_Recorded information_
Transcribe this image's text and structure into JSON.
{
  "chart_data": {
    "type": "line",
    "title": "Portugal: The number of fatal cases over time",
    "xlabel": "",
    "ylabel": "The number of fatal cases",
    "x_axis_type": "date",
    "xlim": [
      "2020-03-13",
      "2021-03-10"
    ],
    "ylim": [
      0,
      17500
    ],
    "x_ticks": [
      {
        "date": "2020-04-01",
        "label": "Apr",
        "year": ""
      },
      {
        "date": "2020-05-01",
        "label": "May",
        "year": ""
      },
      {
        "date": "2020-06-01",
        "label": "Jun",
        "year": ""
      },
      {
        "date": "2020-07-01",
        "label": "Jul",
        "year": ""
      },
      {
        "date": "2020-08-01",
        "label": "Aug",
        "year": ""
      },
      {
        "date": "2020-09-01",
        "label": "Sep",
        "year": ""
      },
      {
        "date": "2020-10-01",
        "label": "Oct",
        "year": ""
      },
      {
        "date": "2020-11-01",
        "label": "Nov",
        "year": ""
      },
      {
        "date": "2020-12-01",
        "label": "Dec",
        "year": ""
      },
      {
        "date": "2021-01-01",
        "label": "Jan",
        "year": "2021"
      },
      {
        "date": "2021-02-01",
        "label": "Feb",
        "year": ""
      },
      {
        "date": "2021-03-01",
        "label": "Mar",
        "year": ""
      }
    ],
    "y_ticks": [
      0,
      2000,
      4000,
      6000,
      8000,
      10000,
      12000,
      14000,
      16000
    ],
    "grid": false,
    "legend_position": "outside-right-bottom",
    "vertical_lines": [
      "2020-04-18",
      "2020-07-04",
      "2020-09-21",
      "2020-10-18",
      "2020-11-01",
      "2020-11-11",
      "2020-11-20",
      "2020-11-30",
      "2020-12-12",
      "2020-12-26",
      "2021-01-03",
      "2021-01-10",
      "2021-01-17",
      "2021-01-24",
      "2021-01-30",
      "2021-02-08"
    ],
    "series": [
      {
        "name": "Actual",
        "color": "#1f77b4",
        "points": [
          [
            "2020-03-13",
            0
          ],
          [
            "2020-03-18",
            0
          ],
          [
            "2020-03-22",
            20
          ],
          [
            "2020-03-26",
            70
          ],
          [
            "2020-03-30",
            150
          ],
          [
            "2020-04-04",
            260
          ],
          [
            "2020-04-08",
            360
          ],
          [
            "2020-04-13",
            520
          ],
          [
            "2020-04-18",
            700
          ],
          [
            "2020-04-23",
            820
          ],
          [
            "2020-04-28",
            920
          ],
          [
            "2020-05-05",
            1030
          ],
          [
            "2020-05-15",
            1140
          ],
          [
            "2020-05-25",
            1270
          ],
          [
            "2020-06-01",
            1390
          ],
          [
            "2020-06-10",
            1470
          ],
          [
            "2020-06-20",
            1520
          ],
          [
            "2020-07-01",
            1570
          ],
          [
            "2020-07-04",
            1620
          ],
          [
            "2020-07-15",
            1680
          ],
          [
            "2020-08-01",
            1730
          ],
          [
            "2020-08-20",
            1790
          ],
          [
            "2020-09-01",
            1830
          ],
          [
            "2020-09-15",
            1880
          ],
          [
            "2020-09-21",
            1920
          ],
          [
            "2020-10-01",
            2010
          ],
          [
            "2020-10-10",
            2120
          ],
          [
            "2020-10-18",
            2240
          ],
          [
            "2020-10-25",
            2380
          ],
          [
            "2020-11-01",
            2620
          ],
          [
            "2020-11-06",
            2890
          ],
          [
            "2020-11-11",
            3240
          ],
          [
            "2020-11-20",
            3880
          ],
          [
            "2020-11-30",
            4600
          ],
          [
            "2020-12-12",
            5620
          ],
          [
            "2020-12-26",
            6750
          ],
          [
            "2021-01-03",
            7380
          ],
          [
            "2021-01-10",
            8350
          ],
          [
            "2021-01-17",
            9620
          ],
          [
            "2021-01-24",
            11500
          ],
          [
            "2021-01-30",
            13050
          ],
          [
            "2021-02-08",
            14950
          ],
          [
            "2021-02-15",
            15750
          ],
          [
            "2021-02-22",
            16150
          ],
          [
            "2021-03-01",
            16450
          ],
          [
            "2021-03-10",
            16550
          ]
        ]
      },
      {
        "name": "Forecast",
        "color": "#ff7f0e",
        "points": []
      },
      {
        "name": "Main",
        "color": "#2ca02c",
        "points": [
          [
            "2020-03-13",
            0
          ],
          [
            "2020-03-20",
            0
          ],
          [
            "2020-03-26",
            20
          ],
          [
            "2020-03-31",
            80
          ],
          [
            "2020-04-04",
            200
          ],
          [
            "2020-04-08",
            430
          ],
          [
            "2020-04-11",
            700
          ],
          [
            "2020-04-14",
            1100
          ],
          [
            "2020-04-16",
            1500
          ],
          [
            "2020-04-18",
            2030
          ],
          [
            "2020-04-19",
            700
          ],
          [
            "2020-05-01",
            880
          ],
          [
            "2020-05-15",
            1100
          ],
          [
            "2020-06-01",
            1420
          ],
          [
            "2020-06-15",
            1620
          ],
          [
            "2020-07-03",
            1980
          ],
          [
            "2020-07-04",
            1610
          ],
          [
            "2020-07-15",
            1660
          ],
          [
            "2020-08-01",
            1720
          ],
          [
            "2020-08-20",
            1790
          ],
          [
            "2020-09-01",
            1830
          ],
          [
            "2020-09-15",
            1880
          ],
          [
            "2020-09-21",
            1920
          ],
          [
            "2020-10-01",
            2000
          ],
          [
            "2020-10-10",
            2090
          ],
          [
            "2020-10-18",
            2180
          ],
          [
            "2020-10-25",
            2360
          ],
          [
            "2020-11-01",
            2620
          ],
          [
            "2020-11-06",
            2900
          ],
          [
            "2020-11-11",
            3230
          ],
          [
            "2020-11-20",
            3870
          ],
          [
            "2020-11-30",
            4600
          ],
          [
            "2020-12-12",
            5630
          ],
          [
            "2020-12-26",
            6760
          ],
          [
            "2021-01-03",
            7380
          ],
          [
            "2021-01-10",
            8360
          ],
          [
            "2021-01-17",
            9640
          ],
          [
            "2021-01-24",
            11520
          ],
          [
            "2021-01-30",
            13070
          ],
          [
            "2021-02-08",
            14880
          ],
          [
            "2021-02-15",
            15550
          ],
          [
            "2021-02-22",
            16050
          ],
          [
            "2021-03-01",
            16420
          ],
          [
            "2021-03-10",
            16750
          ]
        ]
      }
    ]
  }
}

_Aim of the exercise_
In the entries above, count each line that holds "fatal". Give the total and nothing else.

_Written solution_
2